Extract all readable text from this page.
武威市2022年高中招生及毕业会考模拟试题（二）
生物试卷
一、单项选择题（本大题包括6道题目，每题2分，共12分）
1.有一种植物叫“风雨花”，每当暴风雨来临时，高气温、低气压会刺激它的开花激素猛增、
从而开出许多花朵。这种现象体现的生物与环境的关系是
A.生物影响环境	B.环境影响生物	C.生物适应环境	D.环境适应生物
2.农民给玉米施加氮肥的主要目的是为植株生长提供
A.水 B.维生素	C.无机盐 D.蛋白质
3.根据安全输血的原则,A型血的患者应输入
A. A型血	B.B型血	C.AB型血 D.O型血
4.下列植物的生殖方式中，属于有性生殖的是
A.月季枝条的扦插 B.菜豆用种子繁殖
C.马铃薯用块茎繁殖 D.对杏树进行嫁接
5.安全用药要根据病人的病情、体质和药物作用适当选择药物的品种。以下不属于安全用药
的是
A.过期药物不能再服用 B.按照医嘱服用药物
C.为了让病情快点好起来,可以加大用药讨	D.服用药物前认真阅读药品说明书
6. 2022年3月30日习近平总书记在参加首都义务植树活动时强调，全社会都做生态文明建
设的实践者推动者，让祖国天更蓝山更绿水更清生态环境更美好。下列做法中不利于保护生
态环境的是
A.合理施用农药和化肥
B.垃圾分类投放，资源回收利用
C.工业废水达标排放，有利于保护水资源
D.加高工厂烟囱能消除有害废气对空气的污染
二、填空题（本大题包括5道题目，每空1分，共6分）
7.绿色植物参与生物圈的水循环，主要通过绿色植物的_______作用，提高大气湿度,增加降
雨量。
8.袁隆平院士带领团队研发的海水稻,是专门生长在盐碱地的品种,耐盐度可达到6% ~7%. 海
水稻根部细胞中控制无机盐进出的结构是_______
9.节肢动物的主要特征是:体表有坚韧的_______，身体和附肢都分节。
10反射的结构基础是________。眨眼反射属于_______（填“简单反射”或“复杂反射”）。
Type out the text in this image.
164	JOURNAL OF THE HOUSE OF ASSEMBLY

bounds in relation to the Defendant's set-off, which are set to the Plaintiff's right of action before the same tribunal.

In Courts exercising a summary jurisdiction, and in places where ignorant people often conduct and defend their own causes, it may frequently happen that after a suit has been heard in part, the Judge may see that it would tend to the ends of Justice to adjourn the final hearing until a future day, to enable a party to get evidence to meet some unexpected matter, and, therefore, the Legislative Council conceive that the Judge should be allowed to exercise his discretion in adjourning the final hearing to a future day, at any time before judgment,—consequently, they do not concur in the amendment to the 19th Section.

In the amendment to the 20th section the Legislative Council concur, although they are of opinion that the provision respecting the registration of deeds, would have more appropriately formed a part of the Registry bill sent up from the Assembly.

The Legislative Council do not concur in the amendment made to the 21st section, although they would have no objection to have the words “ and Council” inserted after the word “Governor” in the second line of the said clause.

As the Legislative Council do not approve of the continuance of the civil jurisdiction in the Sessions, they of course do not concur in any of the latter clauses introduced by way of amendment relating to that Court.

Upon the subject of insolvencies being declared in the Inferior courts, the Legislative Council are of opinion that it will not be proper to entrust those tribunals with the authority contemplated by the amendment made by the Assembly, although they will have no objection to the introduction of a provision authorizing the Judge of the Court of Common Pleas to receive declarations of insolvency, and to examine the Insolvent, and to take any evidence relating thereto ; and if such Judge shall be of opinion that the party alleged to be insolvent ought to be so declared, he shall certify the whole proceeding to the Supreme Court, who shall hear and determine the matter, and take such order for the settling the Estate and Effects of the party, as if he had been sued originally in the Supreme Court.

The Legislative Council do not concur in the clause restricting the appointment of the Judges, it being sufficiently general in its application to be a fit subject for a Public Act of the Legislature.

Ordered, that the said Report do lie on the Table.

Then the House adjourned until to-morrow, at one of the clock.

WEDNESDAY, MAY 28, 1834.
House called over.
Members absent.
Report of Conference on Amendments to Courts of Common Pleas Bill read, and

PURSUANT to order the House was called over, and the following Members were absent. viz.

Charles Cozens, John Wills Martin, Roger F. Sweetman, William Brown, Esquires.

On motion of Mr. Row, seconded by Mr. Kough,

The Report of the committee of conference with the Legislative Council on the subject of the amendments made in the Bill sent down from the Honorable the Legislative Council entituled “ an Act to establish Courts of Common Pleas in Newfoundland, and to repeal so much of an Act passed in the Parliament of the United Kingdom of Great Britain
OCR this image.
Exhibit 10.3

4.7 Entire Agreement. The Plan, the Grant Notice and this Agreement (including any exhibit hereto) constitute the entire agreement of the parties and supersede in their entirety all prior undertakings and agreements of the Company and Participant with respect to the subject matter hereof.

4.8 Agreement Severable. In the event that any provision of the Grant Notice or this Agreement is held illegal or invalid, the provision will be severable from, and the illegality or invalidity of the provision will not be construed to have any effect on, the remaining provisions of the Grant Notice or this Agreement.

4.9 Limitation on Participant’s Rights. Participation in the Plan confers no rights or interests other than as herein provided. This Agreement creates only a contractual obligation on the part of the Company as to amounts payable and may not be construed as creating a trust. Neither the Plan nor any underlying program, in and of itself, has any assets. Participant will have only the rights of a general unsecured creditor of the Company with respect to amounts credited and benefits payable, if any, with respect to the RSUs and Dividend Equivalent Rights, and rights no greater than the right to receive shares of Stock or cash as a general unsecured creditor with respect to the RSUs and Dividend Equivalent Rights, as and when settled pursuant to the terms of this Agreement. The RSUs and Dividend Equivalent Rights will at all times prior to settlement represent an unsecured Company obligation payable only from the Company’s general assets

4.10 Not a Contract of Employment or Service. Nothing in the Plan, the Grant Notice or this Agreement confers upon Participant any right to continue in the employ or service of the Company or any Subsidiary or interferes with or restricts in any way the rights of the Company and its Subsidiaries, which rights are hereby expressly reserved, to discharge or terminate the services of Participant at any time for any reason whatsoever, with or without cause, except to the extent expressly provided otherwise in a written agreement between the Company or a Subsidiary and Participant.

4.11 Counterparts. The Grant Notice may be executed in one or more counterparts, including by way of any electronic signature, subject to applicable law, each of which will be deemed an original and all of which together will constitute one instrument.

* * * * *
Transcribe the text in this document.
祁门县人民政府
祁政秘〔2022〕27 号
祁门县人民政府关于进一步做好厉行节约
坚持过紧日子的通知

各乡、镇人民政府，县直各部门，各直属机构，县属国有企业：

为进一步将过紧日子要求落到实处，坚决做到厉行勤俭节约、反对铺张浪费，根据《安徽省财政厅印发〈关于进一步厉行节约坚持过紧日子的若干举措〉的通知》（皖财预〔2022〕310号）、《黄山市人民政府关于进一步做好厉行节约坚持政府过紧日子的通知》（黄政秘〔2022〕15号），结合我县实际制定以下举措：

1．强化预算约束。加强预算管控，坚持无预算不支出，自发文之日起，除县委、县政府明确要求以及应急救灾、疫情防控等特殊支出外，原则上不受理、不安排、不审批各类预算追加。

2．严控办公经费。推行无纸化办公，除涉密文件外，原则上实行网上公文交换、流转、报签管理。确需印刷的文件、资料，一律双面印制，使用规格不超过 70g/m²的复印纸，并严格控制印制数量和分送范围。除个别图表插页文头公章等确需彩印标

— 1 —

- **Problem to solve**:
Write the complete data out, exactly as above.

- **Written answer**:
Extract all readable text from this page.
武威市2022年高中招生及毕业会考模拟试题（二）
生物试卷
一、单项选择题（本大题包括6道题目，每题2分，共12分）
1.有一种植物叫“风雨花”，每当暴风雨来临时，高气温、低气压会刺激它的开花激素猛增、
从而开出许多花朵。这种现象体现的生物与环境的关系是
A.生物影响环境	B.环境影响生物	C.生物适应环境	D.环境适应生物
2.农民给玉米施加氮肥的主要目的是为植株生长提供
A.水 B.维生素	C.无机盐 D.蛋白质
3.根据安全输血的原则,A型血的患者应输入
A. A型血	B.B型血	C.AB型血 D.O型血
4.下列植物的生殖方式中，属于有性生殖的是
A.月季枝条的扦插 B.菜豆用种子繁殖
C.马铃薯用块茎繁殖 D.对杏树进行嫁接
5.安全用药要根据病人的病情、体质和药物作用适当选择药物的品种。以下不属于安全用药
的是
A.过期药物不能再服用 B.按照医嘱服用药物
C.为了让病情快点好起来,可以加大用药讨	D.服用药物前认真阅读药品说明书
6. 2022年3月30日习近平总书记在参加首都义务植树活动时强调，全社会都做生态文明建
设的实践者推动者，让祖国天更蓝山更绿水更清生态环境更美好。下列做法中不利于保护生
态环境的是
A.合理施用农药和化肥
B.垃圾分类投放，资源回收利用
C.工业废水达标排放，有利于保护水资源
D.加高工厂烟囱能消除有害废气对空气的污染
二、填空题（本大题包括5道题目，每空1分，共6分）
7.绿色植物参与生物圈的水循环，主要通过绿色植物的_______作用，提高大气湿度,增加降
雨量。
8.袁隆平院士带领团队研发的海水稻,是专门生长在盐碱地的品种,耐盐度可达到6% ~7%. 海
水稻根部细胞中控制无机盐进出的结构是_______
9.节肢动物的主要特征是:体表有坚韧的_______，身体和附肢都分节。
10反射的结构基础是________。眨眼反射属于_______（填“简单反射”或“复杂反射”）。
Type out the text in this image.
164	JOURNAL OF THE HOUSE OF ASSEMBLY

bounds in relation to the Defendant's set-off, which are set to the Plaintiff's right of action before the same tribunal.

In Courts exercising a summary jurisdiction, and in places where ignorant people often conduct and defend their own causes, it may frequently happen that after a suit has been heard in part, the Judge may see that it would tend to the ends of Justice to adjourn the final hearing until a future day, to enable a party to get evidence to meet some unexpected matter, and, therefore, the Legislative Council conceive that the Judge should be allowed to exercise his discretion in adjourning the final hearing to a future day, at any time before judgment,—consequently, they do not concur in the amendment to the 19th Section.

In the amendment to the 20th section the Legislative Council concur, although they are of opinion that the provision respecting the registration of deeds, would have more appropriately formed a part of the Registry bill sent up from the Assembly.

The Legislative Council do not concur in the amendment made to the 21st section, although they would have no objection to have the words “ and Council” inserted after the word “Governor” in the second line of the said clause.

As the Legislative Council do not approve of the continuance of the civil jurisdiction in the Sessions, they of course do not concur in any of the latter clauses introduced by way of amendment relating to that Court.

Upon the subject of insolvencies being declared in the Inferior courts, the Legislative Council are of opinion that it will not be proper to entrust those tribunals with the authority contemplated by the amendment made by the Assembly, although they will have no objection to the introduction of a provision authorizing the Judge of the Court of Common Pleas to receive declarations of insolvency, and to examine the Insolvent, and to take any evidence relating thereto ; and if such Judge shall be of opinion that the party alleged to be insolvent ought to be so declared, he shall certify the whole proceeding to the Supreme Court, who shall hear and determine the matter, and take such order for the settling the Estate and Effects of the party, as if he had been sued originally in the Supreme Court.

The Legislative Council do not concur in the clause restricting the appointment of the Judges, it being sufficiently general in its application to be a fit subject for a Public Act of the Legislature.

Ordered, that the said Report do lie on the Table.

Then the House adjourned until to-morrow, at one of the clock.

WEDNESDAY, MAY 28, 1834.
House called over.
Members absent.
Report of Conference on Amendments to Courts of Common Pleas Bill read, and

PURSUANT to order the House was called over, and the following Members were absent. viz.

Charles Cozens, John Wills Martin, Roger F. Sweetman, William Brown, Esquires.

On motion of Mr. Row, seconded by Mr. Kough,

The Report of the committee of conference with the Legislative Council on the subject of the amendments made in the Bill sent down from the Honorable the Legislative Council entituled “ an Act to establish Courts of Common Pleas in Newfoundland, and to repeal so much of an Act passed in the Parliament of the United Kingdom of Great Britain
OCR this image.
Exhibit 10.3

4.7 Entire Agreement. The Plan, the Grant Notice and this Agreement (including any exhibit hereto) constitute the entire agreement of the parties and supersede in their entirety all prior undertakings and agreements of the Company and Participant with respect to the subject matter hereof.

4.8 Agreement Severable. In the event that any provision of the Grant Notice or this Agreement is held illegal or invalid, the provision will be severable from, and the illegality or invalidity of the provision will not be construed to have any effect on, the remaining provisions of the Grant Notice or this Agreement.

4.9 Limitation on Participant’s Rights. Participation in the Plan confers no rights or interests other than as herein provided. This Agreement creates only a contractual obligation on the part of the Company as to amounts payable and may not be construed as creating a trust. Neither the Plan nor any underlying program, in and of itself, has any assets. Participant will have only the rights of a general unsecured creditor of the Company with respect to amounts credited and benefits payable, if any, with respect to the RSUs and Dividend Equivalent Rights, and rights no greater than the right to receive shares of Stock or cash as a general unsecured creditor with respect to the RSUs and Dividend Equivalent Rights, as and when settled pursuant to the terms of this Agreement. The RSUs and Dividend Equivalent Rights will at all times prior to settlement represent an unsecured Company obligation payable only from the Company’s general assets

4.10 Not a Contract of Employment or Service. Nothing in the Plan, the Grant Notice or this Agreement confers upon Participant any right to continue in the employ or service of the Company or any Subsidiary or interferes with or restricts in any way the rights of the Company and its Subsidiaries, which rights are hereby expressly reserved, to discharge or terminate the services of Participant at any time for any reason whatsoever, with or without cause, except to the extent expressly provided otherwise in a written agreement between the Company or a Subsidiary and Participant.

4.11 Counterparts. The Grant Notice may be executed in one or more counterparts, including by way of any electronic signature, subject to applicable law, each of which will be deemed an original and all of which together will constitute one instrument.

* * * * *
Transcribe the text in this document.
祁门县人民政府
祁政秘〔2022〕27 号
祁门县人民政府关于进一步做好厉行节约
坚持过紧日子的通知

各乡、镇人民政府，县直各部门，各直属机构，县属国有企业：

为进一步将过紧日子要求落到实处，坚决做到厉行勤俭节约、反对铺张浪费，根据《安徽省财政厅印发〈关于进一步厉行节约坚持过紧日子的若干举措〉的通知》（皖财预〔2022〕310号）、《黄山市人民政府关于进一步做好厉行节约坚持政府过紧日子的通知》（黄政秘〔2022〕15号），结合我县实际制定以下举措：

1．强化预算约束。加强预算管控，坚持无预算不支出，自发文之日起，除县委、县政府明确要求以及应急救灾、疫情防控等特殊支出外，原则上不受理、不安排、不审批各类预算追加。

2．严控办公经费。推行无纸化办公，除涉密文件外，原则上实行网上公文交换、流转、报签管理。确需印刷的文件、资料，一律双面印制，使用规格不超过 70g/m²的复印纸，并严格控制印制数量和分送范围。除个别图表插页文头公章等确需彩印标

— 1 —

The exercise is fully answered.